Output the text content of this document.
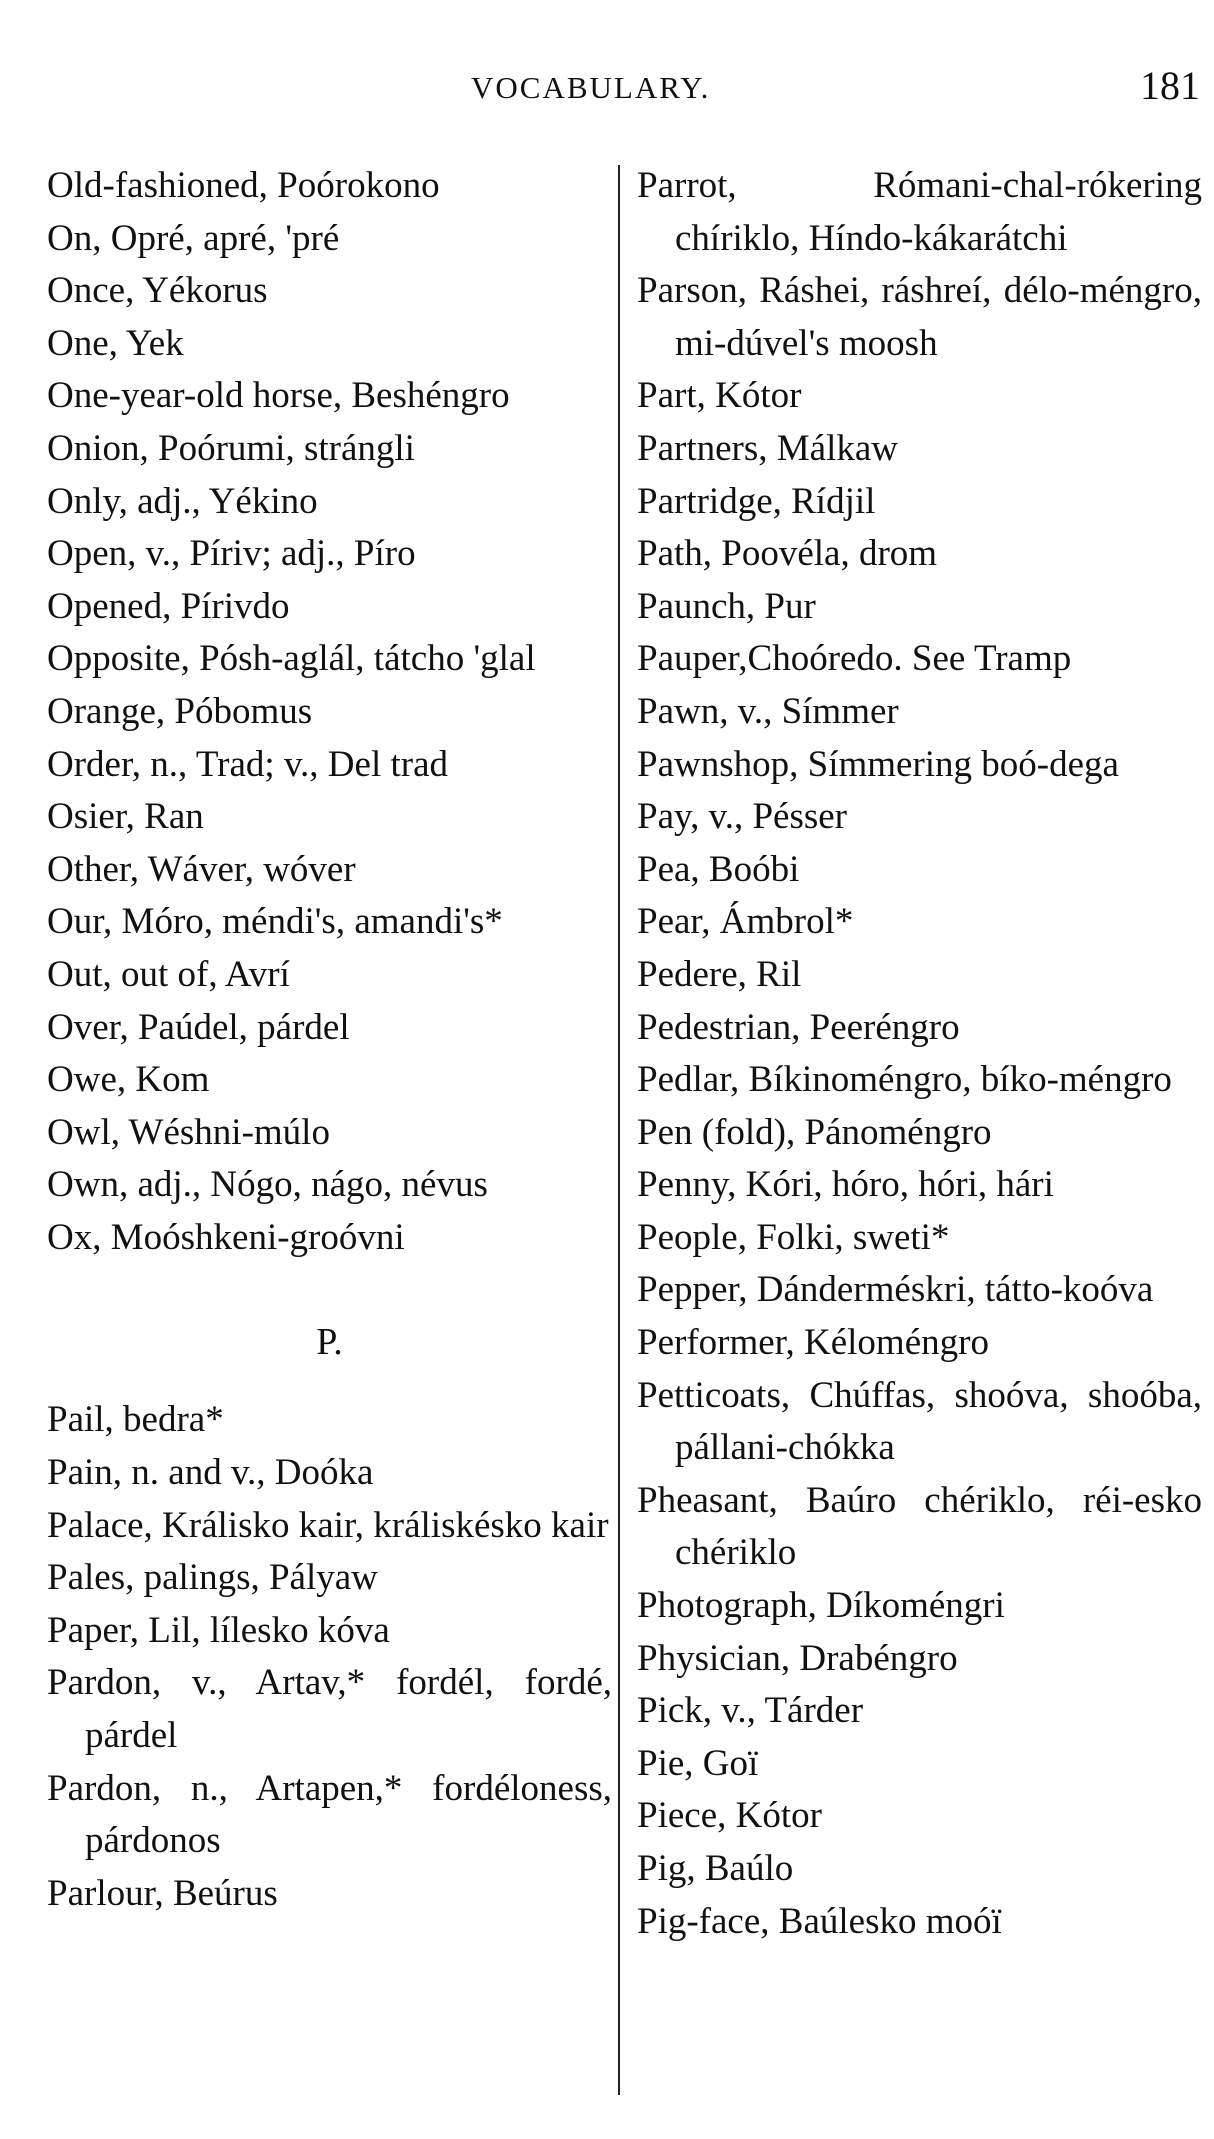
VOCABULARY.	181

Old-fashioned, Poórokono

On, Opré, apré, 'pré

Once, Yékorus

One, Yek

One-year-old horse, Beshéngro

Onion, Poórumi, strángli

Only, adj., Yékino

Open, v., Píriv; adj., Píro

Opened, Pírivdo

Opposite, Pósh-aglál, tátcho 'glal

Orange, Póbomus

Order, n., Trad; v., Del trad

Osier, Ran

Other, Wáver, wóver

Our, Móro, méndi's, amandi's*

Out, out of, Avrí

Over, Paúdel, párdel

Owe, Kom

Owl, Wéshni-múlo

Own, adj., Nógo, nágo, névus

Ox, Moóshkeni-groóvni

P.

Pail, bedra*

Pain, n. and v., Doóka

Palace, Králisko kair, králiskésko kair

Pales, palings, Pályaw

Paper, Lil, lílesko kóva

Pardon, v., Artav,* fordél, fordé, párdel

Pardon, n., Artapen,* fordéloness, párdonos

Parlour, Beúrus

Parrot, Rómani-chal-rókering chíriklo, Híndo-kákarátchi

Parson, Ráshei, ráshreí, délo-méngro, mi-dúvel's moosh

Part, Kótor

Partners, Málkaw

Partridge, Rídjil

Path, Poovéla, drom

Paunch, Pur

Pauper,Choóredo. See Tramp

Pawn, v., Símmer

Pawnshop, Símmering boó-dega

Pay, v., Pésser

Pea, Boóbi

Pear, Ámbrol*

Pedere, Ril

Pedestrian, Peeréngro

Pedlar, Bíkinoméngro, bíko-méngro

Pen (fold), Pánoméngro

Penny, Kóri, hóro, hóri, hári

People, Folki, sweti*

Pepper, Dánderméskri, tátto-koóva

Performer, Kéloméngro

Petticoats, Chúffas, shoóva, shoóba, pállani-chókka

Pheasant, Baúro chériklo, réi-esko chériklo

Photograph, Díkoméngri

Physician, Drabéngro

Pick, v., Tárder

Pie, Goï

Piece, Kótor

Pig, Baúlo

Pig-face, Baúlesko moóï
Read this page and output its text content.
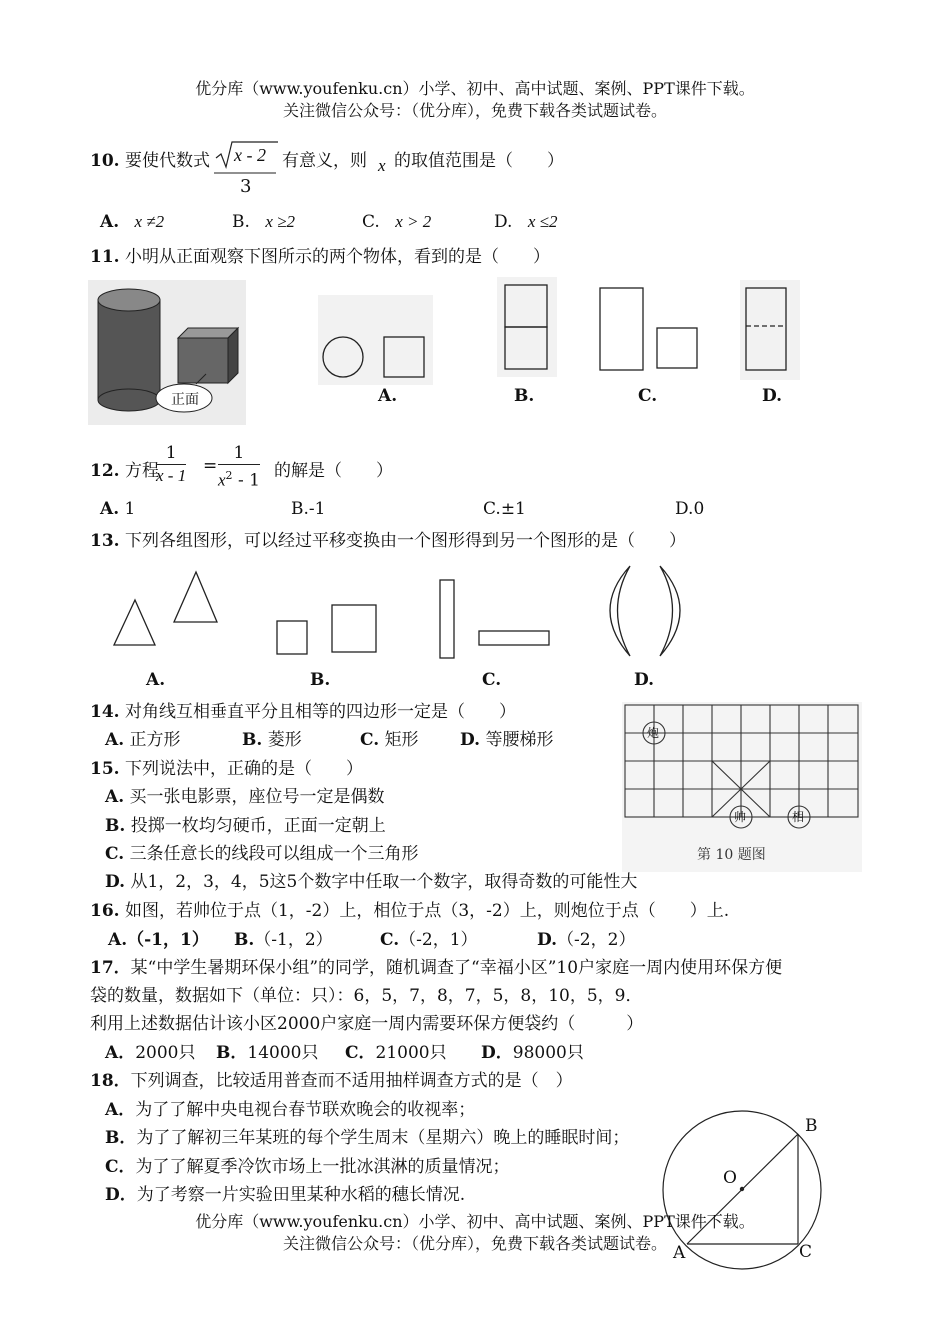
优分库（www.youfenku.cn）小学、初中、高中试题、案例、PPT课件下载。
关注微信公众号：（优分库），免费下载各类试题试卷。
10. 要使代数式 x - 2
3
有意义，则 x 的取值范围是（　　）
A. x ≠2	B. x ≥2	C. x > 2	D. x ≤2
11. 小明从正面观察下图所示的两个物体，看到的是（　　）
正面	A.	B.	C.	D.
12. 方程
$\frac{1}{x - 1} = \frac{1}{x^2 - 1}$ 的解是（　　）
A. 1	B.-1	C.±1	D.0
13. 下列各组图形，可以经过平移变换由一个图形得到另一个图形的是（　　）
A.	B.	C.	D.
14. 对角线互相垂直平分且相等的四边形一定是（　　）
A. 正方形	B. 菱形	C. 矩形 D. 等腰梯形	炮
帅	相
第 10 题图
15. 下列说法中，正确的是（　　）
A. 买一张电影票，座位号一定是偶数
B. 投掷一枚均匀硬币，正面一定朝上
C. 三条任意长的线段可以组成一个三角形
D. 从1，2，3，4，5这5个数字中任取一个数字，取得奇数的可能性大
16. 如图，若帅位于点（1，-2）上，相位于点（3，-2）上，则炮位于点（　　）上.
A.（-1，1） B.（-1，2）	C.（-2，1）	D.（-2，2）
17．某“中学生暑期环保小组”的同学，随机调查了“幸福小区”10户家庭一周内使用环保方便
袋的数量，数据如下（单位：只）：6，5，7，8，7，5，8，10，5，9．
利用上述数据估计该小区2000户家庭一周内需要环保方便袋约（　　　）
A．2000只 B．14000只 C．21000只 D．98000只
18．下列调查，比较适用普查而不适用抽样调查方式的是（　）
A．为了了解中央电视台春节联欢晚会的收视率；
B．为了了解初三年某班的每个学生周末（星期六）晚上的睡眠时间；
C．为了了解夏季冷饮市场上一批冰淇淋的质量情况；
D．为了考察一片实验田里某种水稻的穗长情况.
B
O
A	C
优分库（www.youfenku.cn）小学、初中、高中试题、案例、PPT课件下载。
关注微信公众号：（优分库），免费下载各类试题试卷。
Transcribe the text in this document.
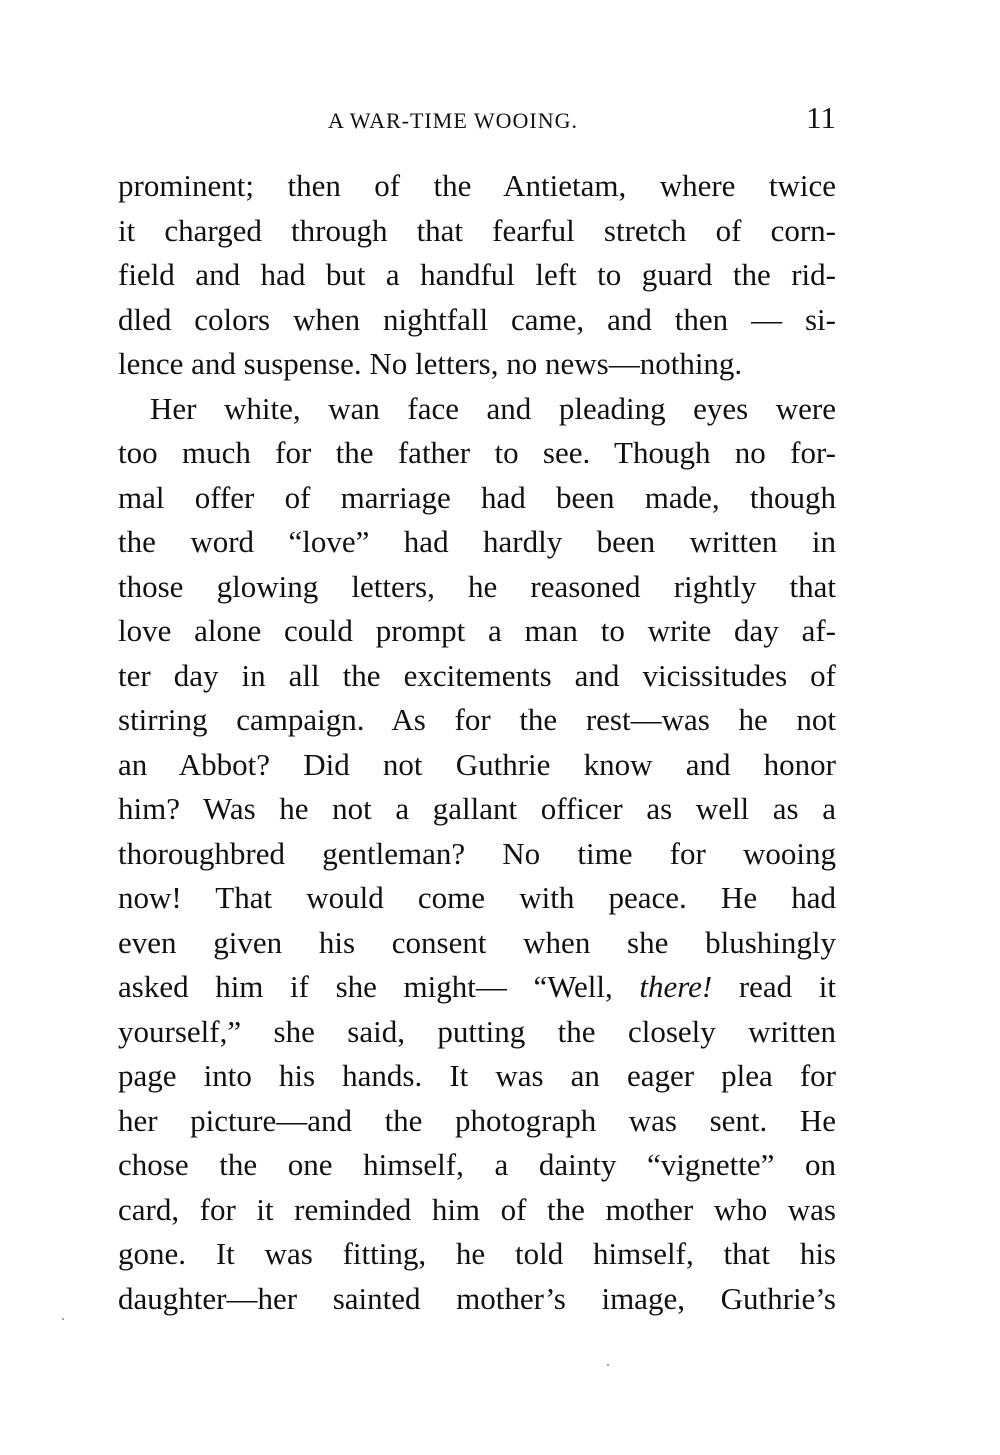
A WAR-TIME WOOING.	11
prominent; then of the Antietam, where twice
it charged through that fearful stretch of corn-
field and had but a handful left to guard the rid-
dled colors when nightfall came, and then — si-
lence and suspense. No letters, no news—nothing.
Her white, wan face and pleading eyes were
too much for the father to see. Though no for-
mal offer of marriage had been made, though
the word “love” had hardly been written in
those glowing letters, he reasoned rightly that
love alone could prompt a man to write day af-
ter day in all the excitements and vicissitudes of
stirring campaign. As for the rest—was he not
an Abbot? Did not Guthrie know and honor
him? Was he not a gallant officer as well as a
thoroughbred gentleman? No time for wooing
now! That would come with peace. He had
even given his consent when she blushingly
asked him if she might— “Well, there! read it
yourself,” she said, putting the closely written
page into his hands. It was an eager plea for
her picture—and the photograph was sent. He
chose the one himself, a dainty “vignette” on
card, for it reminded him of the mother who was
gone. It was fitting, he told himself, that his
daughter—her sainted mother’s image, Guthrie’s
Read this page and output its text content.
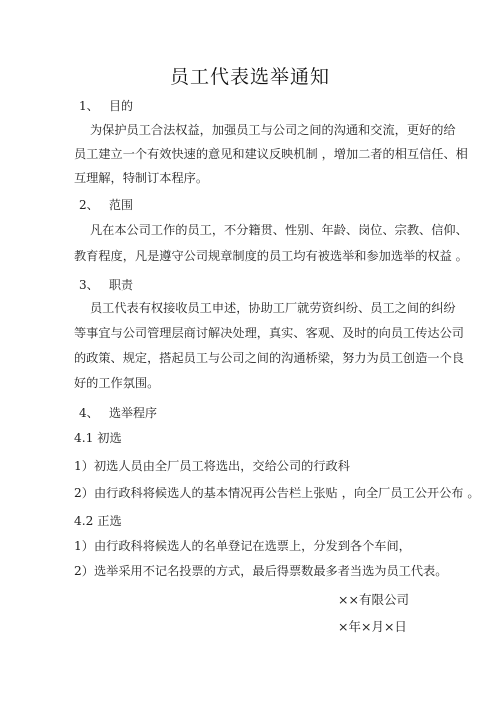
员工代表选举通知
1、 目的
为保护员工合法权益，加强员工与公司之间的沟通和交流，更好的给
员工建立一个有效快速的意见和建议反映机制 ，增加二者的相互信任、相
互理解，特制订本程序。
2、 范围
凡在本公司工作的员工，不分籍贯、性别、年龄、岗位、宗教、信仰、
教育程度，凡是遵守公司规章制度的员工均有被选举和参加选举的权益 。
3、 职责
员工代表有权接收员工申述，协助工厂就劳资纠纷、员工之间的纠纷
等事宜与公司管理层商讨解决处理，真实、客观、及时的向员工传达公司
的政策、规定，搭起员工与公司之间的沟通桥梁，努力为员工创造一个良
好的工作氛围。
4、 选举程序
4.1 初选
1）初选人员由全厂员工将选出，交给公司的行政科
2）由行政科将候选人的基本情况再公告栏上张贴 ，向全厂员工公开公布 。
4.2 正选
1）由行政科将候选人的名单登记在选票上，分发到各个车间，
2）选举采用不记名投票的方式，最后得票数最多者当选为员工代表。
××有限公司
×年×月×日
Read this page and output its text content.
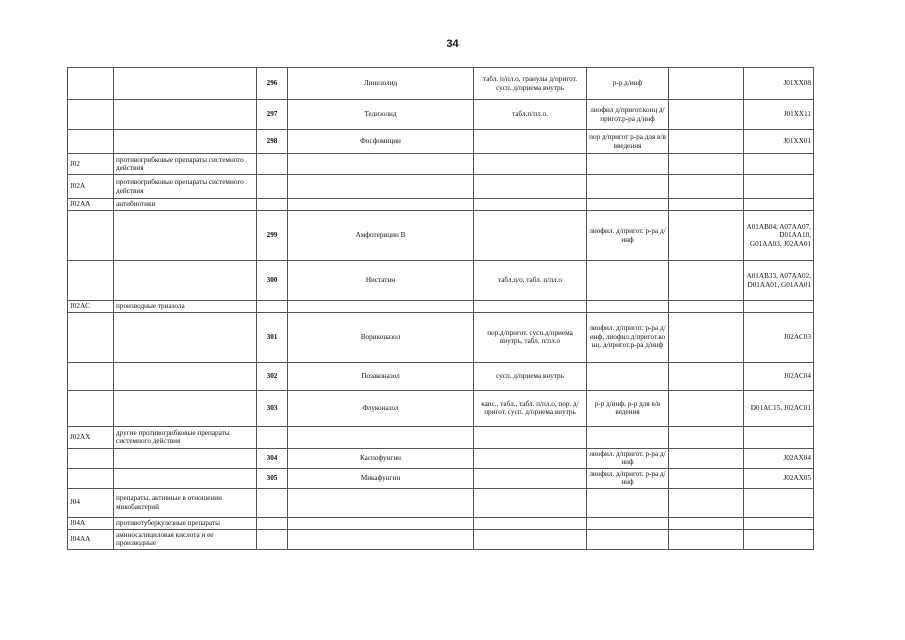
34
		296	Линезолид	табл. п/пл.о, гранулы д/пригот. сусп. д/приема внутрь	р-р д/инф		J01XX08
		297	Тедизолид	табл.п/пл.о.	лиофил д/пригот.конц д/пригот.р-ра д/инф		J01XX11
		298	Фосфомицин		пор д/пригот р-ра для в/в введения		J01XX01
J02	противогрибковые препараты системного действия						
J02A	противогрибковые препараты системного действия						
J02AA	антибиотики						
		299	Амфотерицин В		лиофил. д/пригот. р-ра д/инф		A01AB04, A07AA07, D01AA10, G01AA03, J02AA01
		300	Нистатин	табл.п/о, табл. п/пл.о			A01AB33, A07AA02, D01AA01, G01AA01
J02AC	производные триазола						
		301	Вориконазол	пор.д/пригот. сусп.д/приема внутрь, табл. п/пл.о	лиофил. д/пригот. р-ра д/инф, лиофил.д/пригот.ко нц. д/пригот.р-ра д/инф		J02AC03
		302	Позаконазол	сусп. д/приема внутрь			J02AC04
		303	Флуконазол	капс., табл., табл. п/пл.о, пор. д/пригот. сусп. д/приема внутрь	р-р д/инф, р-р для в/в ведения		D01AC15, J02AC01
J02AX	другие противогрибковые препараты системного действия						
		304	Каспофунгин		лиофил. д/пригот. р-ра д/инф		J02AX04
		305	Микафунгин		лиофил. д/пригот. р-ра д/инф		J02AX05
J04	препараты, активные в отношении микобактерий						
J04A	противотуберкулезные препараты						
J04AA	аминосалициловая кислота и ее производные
- - -
The exercise
Identify every line above with the string "производные" in it. Copy those lines.

Result for this task
J02AC	производные триазола						
J04AA	аминосалициловая кислота и ее производные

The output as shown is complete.